[Stored records]
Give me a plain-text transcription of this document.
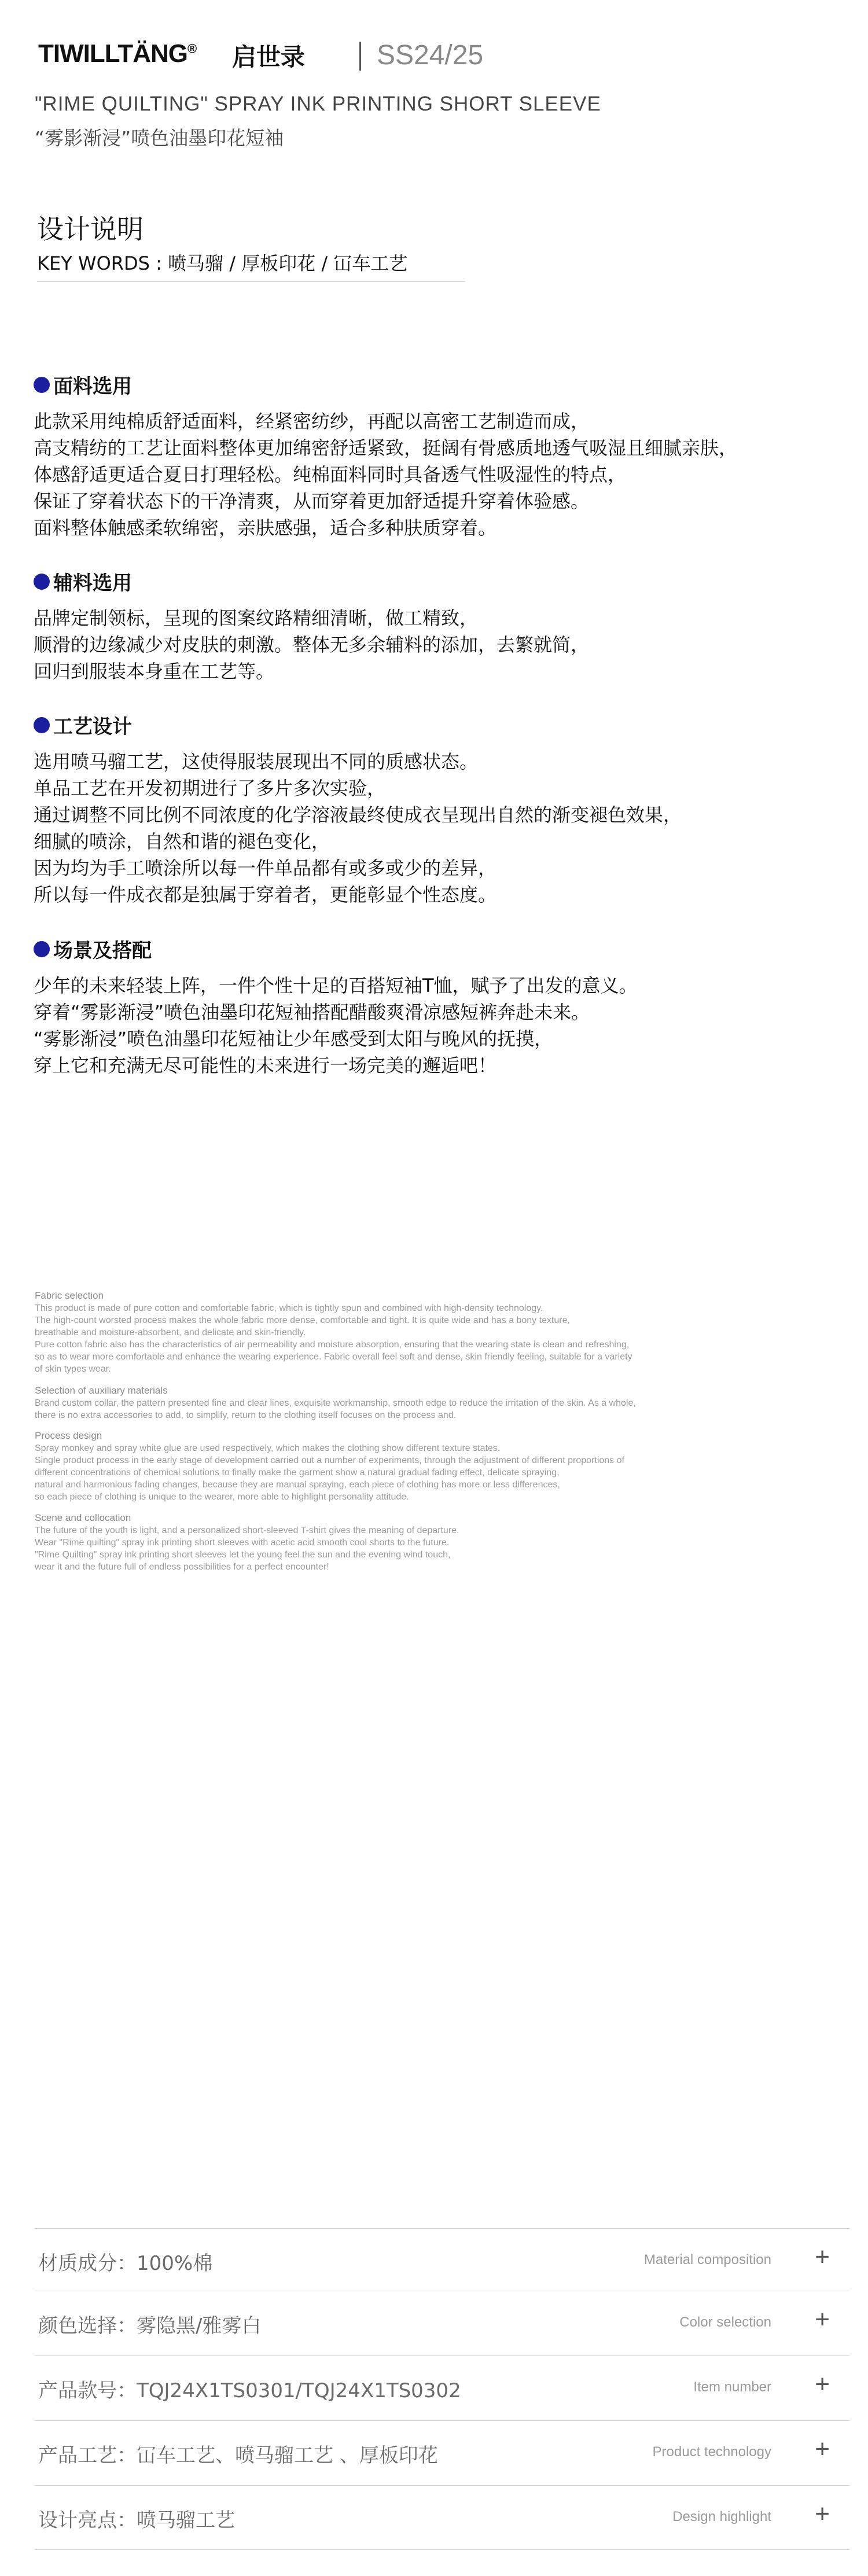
TIWILLTÄNG® 启世录	SS24/25
"RIME QUILTING" SPRAY INK PRINTING SHORT SLEEVE
“雾影渐浸”喷色油墨印花短袖
设计说明
KEY WORDS : 喷马骝 / 厚板印花 / 冚车工艺
面料选用
此款采用纯棉质舒适面料，经紧密纺纱，再配以高密工艺制造而成，
高支精纺的工艺让面料整体更加绵密舒适紧致，挺阔有骨感质地透气吸湿且细腻亲肤，
体感舒适更适合夏日打理轻松。纯棉面料同时具备透气性吸湿性的特点，
保证了穿着状态下的干净清爽，从而穿着更加舒适提升穿着体验感。
面料整体触感柔软绵密，亲肤感强，适合多种肤质穿着。
辅料选用
品牌定制领标，呈现的图案纹路精细清晰，做工精致，
顺滑的边缘减少对皮肤的刺激。整体无多余辅料的添加，去繁就简，
回归到服装本身重在工艺等。
工艺设计
选用喷马骝工艺，这使得服装展现出不同的质感状态。
单品工艺在开发初期进行了多片多次实验，
通过调整不同比例不同浓度的化学溶液最终使成衣呈现出自然的渐变褪色效果，
细腻的喷涂，自然和谐的褪色变化，
因为均为手工喷涂所以每一件单品都有或多或少的差异，
所以每一件成衣都是独属于穿着者，更能彰显个性态度。
场景及搭配
少年的未来轻装上阵，一件个性十足的百搭短袖T恤，赋予了出发的意义。
穿着“雾影渐浸”喷色油墨印花短袖搭配醋酸爽滑凉感短裤奔赴未来。
“雾影渐浸”喷色油墨印花短袖让少年感受到太阳与晚风的抚摸，
穿上它和充满无尽可能性的未来进行一场完美的邂逅吧！
Fabric selection
This product is made of pure cotton and comfortable fabric, which is tightly spun and combined with high-density technology.
The high-count worsted process makes the whole fabric more dense, comfortable and tight. It is quite wide and has a bony texture,
breathable and moisture-absorbent, and delicate and skin-friendly.
Pure cotton fabric also has the characteristics of air permeability and moisture absorption, ensuring that the wearing state is clean and refreshing,
so as to wear more comfortable and enhance the wearing experience. Fabric overall feel soft and dense, skin friendly feeling, suitable for a variety
of skin types wear.
Selection of auxiliary materials
Brand custom collar, the pattern presented fine and clear lines, exquisite workmanship, smooth edge to reduce the irritation of the skin. As a whole,
there is no extra accessories to add, to simplify, return to the clothing itself focuses on the process and.
Process design
Spray monkey and spray white glue are used respectively, which makes the clothing show different texture states.
Single product process in the early stage of development carried out a number of experiments, through the adjustment of different proportions of
different concentrations of chemical solutions to finally make the garment show a natural gradual fading effect, delicate spraying,
natural and harmonious fading changes, because they are manual spraying, each piece of clothing has more or less differences,
so each piece of clothing is unique to the wearer, more able to highlight personality attitude.
Scene and collocation
The future of the youth is light, and a personalized short-sleeved T-shirt gives the meaning of departure.
Wear "Rime quilting" spray ink printing short sleeves with acetic acid smooth cool shorts to the future.
"Rime Quilting" spray ink printing short sleeves let the young feel the sun and the evening wind touch,
wear it and the future full of endless possibilities for a perfect encounter!
材质成分：100%棉	Material composition +
颜色选择：雾隐黑/雅雾白	Color selection +
产品款号：TQJ24X1TS0301/TQJ24X1TS0302	Item number +
产品工艺：冚车工艺、喷马骝工艺 、厚板印花	Product technology +
设计亮点：喷马骝工艺	Design highlight +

What is needed: State the count of lines above containing the string "friendly", and add nothing to it.

Exercise response: 2